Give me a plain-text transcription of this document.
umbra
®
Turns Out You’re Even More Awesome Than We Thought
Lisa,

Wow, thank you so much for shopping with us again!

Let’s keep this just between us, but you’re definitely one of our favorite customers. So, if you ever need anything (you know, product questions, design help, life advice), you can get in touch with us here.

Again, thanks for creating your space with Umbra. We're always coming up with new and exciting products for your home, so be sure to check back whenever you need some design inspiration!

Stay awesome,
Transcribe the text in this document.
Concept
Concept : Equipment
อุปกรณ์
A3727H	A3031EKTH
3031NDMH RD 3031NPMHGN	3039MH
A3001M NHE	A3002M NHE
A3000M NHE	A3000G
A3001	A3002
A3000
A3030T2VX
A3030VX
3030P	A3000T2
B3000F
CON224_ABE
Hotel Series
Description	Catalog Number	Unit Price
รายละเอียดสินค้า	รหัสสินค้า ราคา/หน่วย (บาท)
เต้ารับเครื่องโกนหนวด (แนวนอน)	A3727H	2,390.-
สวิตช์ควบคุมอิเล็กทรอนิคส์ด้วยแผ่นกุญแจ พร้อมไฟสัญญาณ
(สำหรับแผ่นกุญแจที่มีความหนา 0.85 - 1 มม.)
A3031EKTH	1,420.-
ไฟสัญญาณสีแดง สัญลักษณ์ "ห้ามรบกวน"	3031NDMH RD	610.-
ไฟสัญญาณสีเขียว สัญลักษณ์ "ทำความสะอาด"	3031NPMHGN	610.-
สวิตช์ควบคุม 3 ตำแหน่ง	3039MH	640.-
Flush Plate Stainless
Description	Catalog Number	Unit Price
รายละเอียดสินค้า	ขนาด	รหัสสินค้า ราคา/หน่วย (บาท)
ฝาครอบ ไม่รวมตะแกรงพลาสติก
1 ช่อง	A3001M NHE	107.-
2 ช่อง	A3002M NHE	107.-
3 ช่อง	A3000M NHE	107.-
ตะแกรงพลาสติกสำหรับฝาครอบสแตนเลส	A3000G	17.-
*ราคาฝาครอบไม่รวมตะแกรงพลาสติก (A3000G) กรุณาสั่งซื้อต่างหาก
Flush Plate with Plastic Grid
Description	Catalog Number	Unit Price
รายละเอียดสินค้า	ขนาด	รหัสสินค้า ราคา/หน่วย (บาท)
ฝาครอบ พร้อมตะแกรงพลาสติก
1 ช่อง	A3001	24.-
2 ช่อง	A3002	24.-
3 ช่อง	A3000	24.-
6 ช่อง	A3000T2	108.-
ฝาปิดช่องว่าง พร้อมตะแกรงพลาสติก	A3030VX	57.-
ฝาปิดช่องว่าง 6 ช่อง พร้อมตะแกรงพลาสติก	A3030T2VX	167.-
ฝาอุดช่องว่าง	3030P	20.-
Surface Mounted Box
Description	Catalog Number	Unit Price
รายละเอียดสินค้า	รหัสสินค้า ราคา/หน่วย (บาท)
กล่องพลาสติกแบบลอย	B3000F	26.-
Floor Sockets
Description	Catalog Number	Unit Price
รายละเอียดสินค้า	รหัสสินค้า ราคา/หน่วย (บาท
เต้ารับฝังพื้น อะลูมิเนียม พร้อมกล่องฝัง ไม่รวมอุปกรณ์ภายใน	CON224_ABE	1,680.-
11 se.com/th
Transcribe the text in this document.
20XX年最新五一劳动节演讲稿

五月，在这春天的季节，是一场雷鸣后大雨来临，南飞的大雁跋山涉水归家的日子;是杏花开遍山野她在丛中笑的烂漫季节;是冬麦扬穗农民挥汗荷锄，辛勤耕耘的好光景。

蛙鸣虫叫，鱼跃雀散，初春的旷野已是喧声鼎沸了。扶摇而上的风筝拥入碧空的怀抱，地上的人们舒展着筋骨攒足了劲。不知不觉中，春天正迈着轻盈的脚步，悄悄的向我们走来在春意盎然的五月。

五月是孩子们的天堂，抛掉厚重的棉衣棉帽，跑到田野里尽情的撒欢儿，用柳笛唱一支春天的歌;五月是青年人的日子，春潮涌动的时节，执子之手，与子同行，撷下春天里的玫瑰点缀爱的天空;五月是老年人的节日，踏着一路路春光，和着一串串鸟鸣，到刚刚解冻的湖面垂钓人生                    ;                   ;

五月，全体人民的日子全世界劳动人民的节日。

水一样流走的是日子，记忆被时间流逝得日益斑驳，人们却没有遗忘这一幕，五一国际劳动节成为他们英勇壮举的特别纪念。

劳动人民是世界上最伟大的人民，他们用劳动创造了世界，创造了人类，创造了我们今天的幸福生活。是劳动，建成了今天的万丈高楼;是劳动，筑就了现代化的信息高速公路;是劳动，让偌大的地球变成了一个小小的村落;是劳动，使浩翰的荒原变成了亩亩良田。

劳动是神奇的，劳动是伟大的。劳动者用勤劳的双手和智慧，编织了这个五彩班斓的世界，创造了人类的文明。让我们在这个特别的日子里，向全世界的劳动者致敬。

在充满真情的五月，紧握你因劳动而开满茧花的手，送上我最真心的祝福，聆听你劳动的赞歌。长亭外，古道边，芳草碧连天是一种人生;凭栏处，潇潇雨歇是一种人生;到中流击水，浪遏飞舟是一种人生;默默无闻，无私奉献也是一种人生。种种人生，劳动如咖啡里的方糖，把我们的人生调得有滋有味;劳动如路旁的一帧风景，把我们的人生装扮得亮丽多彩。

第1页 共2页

★ ★ ★ ★ ★

» Directions:
Go through the listing and copy all of it exactly.

» Exercise output:
Give me a plain-text transcription of this document.
umbra
®
Turns Out You’re Even More Awesome Than We Thought
Lisa,

Wow, thank you so much for shopping with us again!

Let’s keep this just between us, but you’re definitely one of our favorite customers. So, if you ever need anything (you know, product questions, design help, life advice), you can get in touch with us here.

Again, thanks for creating your space with Umbra. We're always coming up with new and exciting products for your home, so be sure to check back whenever you need some design inspiration!

Stay awesome,
Transcribe the text in this document.
Concept
Concept : Equipment
อุปกรณ์
A3727H	A3031EKTH
3031NDMH RD 3031NPMHGN	3039MH
A3001M NHE	A3002M NHE
A3000M NHE	A3000G
A3001	A3002
A3000
A3030T2VX
A3030VX
3030P	A3000T2
B3000F
CON224_ABE
Hotel Series
Description	Catalog Number	Unit Price
รายละเอียดสินค้า	รหัสสินค้า ราคา/หน่วย (บาท)
เต้ารับเครื่องโกนหนวด (แนวนอน)	A3727H	2,390.-
สวิตช์ควบคุมอิเล็กทรอนิคส์ด้วยแผ่นกุญแจ พร้อมไฟสัญญาณ
(สำหรับแผ่นกุญแจที่มีความหนา 0.85 - 1 มม.)
A3031EKTH	1,420.-
ไฟสัญญาณสีแดง สัญลักษณ์ "ห้ามรบกวน"	3031NDMH RD	610.-
ไฟสัญญาณสีเขียว สัญลักษณ์ "ทำความสะอาด"	3031NPMHGN	610.-
สวิตช์ควบคุม 3 ตำแหน่ง	3039MH	640.-
Flush Plate Stainless
Description	Catalog Number	Unit Price
รายละเอียดสินค้า	ขนาด	รหัสสินค้า ราคา/หน่วย (บาท)
ฝาครอบ ไม่รวมตะแกรงพลาสติก
1 ช่อง	A3001M NHE	107.-
2 ช่อง	A3002M NHE	107.-
3 ช่อง	A3000M NHE	107.-
ตะแกรงพลาสติกสำหรับฝาครอบสแตนเลส	A3000G	17.-
*ราคาฝาครอบไม่รวมตะแกรงพลาสติก (A3000G) กรุณาสั่งซื้อต่างหาก
Flush Plate with Plastic Grid
Description	Catalog Number	Unit Price
รายละเอียดสินค้า	ขนาด	รหัสสินค้า ราคา/หน่วย (บาท)
ฝาครอบ พร้อมตะแกรงพลาสติก
1 ช่อง	A3001	24.-
2 ช่อง	A3002	24.-
3 ช่อง	A3000	24.-
6 ช่อง	A3000T2	108.-
ฝาปิดช่องว่าง พร้อมตะแกรงพลาสติก	A3030VX	57.-
ฝาปิดช่องว่าง 6 ช่อง พร้อมตะแกรงพลาสติก	A3030T2VX	167.-
ฝาอุดช่องว่าง	3030P	20.-
Surface Mounted Box
Description	Catalog Number	Unit Price
รายละเอียดสินค้า	รหัสสินค้า ราคา/หน่วย (บาท)
กล่องพลาสติกแบบลอย	B3000F	26.-
Floor Sockets
Description	Catalog Number	Unit Price
รายละเอียดสินค้า	รหัสสินค้า ราคา/หน่วย (บาท
เต้ารับฝังพื้น อะลูมิเนียม พร้อมกล่องฝัง ไม่รวมอุปกรณ์ภายใน	CON224_ABE	1,680.-
11 se.com/th
Transcribe the text in this document.
20XX年最新五一劳动节演讲稿

五月，在这春天的季节，是一场雷鸣后大雨来临，南飞的大雁跋山涉水归家的日子;是杏花开遍山野她在丛中笑的烂漫季节;是冬麦扬穗农民挥汗荷锄，辛勤耕耘的好光景。

蛙鸣虫叫，鱼跃雀散，初春的旷野已是喧声鼎沸了。扶摇而上的风筝拥入碧空的怀抱，地上的人们舒展着筋骨攒足了劲。不知不觉中，春天正迈着轻盈的脚步，悄悄的向我们走来在春意盎然的五月。

五月是孩子们的天堂，抛掉厚重的棉衣棉帽，跑到田野里尽情的撒欢儿，用柳笛唱一支春天的歌;五月是青年人的日子，春潮涌动的时节，执子之手，与子同行，撷下春天里的玫瑰点缀爱的天空;五月是老年人的节日，踏着一路路春光，和着一串串鸟鸣，到刚刚解冻的湖面垂钓人生                    ;                   ;

五月，全体人民的日子全世界劳动人民的节日。

水一样流走的是日子，记忆被时间流逝得日益斑驳，人们却没有遗忘这一幕，五一国际劳动节成为他们英勇壮举的特别纪念。

劳动人民是世界上最伟大的人民，他们用劳动创造了世界，创造了人类，创造了我们今天的幸福生活。是劳动，建成了今天的万丈高楼;是劳动，筑就了现代化的信息高速公路;是劳动，让偌大的地球变成了一个小小的村落;是劳动，使浩翰的荒原变成了亩亩良田。

劳动是神奇的，劳动是伟大的。劳动者用勤劳的双手和智慧，编织了这个五彩班斓的世界，创造了人类的文明。让我们在这个特别的日子里，向全世界的劳动者致敬。

在充满真情的五月，紧握你因劳动而开满茧花的手，送上我最真心的祝福，聆听你劳动的赞歌。长亭外，古道边，芳草碧连天是一种人生;凭栏处，潇潇雨歇是一种人生;到中流击水，浪遏飞舟是一种人生;默默无闻，无私奉献也是一种人生。种种人生，劳动如咖啡里的方糖，把我们的人生调得有滋有味;劳动如路旁的一帧风景，把我们的人生装扮得亮丽多彩。

第1页 共2页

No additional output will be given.